[Stored records]
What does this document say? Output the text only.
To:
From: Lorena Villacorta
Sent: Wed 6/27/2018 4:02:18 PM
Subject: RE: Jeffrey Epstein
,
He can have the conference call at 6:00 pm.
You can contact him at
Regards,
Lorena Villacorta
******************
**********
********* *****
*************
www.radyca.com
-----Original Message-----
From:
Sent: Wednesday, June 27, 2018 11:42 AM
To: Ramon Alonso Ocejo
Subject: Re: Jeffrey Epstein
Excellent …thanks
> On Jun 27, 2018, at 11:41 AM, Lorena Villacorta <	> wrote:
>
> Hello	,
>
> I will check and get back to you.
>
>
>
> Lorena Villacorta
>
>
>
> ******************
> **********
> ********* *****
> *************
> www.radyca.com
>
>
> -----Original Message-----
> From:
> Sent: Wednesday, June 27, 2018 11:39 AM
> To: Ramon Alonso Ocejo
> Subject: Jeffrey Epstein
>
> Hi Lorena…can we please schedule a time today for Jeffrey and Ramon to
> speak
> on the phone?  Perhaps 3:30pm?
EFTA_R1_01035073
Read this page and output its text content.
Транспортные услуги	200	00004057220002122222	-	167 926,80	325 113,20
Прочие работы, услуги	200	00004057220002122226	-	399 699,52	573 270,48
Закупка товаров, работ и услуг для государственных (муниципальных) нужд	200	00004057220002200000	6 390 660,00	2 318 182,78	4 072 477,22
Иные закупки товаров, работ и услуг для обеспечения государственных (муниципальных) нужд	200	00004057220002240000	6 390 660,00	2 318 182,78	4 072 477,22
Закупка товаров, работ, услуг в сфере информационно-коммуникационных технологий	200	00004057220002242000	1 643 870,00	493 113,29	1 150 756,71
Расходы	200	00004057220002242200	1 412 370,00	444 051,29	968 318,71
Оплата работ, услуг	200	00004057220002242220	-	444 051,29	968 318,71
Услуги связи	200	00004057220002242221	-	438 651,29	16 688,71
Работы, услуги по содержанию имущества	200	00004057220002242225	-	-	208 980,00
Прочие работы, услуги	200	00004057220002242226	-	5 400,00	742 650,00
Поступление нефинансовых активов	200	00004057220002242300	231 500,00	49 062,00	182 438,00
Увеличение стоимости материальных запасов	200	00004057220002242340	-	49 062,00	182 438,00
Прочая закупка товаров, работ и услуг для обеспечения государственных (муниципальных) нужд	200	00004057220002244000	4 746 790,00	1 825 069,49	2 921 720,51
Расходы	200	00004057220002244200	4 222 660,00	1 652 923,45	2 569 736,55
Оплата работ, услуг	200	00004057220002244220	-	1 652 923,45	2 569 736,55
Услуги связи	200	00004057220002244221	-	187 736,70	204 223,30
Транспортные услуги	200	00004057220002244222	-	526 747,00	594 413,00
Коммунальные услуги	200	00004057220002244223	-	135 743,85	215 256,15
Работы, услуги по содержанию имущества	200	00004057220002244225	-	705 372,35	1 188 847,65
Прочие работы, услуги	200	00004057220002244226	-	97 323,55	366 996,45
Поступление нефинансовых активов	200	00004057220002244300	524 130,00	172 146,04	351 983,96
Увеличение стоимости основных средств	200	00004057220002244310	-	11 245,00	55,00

## What needs to be done
Copy each line of the preceding data that contains the string "Расходы".

## Response to the exercise
Расходы	200	00004057220002242200	1 412 370,00	444 051,29	968 318,71
Расходы	200	00004057220002244200	4 222 660,00	1 652 923,45	2 569 736,55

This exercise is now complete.